■ **Given problem**: Reproduce, word for word, the passage of the article on the Tony Banks album Five starting at "Five (stylised as" and ending at "two classical albums.".

■ **Text to read**:
▽
Studio album by Tony Banks
- Released: 23 February 2018
- Recorded: 22–26 March 2017
- Studio: Angel Recording Studios (London, England) CNSO Studio Gallery 1 (Prague, Czech Republic) Tony Banks' home
- Genre: Classical
- Length: 57:11
- Label: BMG
- Producer: Nick Davis

Tony Banks chronology
| A Chord Too Far (2015) | Five (2018) | Banks Vaults: The Albums 1979–1995 (2019) |

= Five (Tony Banks album) =

Five (stylised as 5) is the sixth studio album by the English musician, songwriter, and singer Tony Banks. It was released on 23 February 2018 by BMG Records. It is his third album of classical music, following Seven: A Suite for Orchestra (2004) and Six Pieces for Orchestra (2012).

Five is included in the 2024 boxset 18 Pieces for Orchestra 7–6–5 together with his other two classical albums.

==Background and recording==
Five is Banks's third solo album of classical music, following Seven: A Suite for Orchestra (2004) and Six Pieces for Orchestra (2012). Banks had thought of pursuing classical music at a later stage in his career when he could dedicate more time to it. Five originated when Banks was commissioned to write a fifteen-minute piece for live performance at the Cheltenham Music Festival in July 2014, the seventieth instalment of the festival, by artistic director, Meurig Bowen. Banks chose a composition from a collection of short pieces that were in development at the time and worked on it further, which was then known as "Arpregg" but re-titled "Prelude to a Million Years" and became the opening track on Five. Banks spoke of the debut performance of the composition: "The softer passages were fine, but the parts that required real oomph, like the big cello riffs, didn't work very well at all".
△
[Annotated region listings]
▽
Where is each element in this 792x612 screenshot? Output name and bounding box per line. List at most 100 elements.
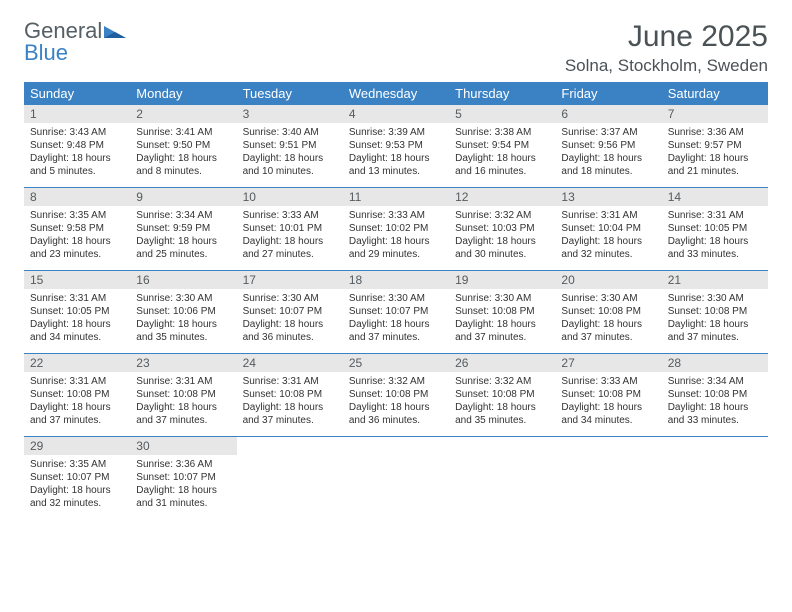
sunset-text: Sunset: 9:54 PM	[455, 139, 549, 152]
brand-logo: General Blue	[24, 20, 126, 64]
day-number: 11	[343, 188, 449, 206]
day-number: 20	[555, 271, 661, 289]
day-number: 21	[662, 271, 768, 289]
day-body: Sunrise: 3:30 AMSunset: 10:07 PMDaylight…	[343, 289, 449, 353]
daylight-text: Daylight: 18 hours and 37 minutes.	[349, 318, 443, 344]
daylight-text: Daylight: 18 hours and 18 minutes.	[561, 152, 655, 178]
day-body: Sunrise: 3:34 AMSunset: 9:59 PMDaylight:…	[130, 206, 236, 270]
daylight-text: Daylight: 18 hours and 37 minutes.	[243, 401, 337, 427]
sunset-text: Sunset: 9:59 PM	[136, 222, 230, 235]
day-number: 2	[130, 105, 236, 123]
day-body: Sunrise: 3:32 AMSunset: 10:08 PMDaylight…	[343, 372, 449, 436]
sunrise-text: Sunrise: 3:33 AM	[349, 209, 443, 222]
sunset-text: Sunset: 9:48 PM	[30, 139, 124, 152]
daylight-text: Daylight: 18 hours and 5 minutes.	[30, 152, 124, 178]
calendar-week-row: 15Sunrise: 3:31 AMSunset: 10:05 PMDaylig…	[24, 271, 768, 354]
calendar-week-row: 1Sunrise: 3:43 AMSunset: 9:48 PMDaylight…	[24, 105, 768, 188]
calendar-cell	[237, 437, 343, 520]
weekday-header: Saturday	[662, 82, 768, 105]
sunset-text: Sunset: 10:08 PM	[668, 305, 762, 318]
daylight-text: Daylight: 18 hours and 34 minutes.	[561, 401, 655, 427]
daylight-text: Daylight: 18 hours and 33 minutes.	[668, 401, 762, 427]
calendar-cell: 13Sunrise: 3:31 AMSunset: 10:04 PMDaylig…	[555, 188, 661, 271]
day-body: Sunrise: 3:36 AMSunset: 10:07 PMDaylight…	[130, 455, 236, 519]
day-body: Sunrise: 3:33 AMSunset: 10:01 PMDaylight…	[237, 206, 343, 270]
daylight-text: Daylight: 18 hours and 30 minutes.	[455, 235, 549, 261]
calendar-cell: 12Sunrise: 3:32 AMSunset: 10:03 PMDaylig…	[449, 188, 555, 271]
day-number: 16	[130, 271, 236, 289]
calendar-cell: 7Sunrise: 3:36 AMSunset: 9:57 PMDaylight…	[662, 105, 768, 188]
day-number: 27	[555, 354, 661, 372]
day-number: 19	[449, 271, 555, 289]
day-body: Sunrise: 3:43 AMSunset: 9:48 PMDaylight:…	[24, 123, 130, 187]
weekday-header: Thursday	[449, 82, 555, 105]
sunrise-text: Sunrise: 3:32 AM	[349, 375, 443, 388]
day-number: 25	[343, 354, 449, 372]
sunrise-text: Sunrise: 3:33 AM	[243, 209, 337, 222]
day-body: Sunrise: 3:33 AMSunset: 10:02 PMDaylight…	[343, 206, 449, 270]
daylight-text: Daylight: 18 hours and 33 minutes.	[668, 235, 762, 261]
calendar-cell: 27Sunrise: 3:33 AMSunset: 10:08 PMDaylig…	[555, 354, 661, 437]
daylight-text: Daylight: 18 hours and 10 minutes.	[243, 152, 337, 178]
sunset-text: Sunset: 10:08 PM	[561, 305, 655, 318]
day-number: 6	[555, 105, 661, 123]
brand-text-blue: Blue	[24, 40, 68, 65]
△
■ **Exercise output**:
Five (stylised as 5) is the sixth studio album by the English musician, songwriter, and singer Tony Banks. It was released on 23 February 2018 by BMG Records. It is his third album of classical music, following Seven: A Suite for Orchestra (2004) and Six Pieces for Orchestra (2012).

Five is included in the 2024 boxset 18 Pieces for Orchestra 7–6–5 together with his other two classical albums.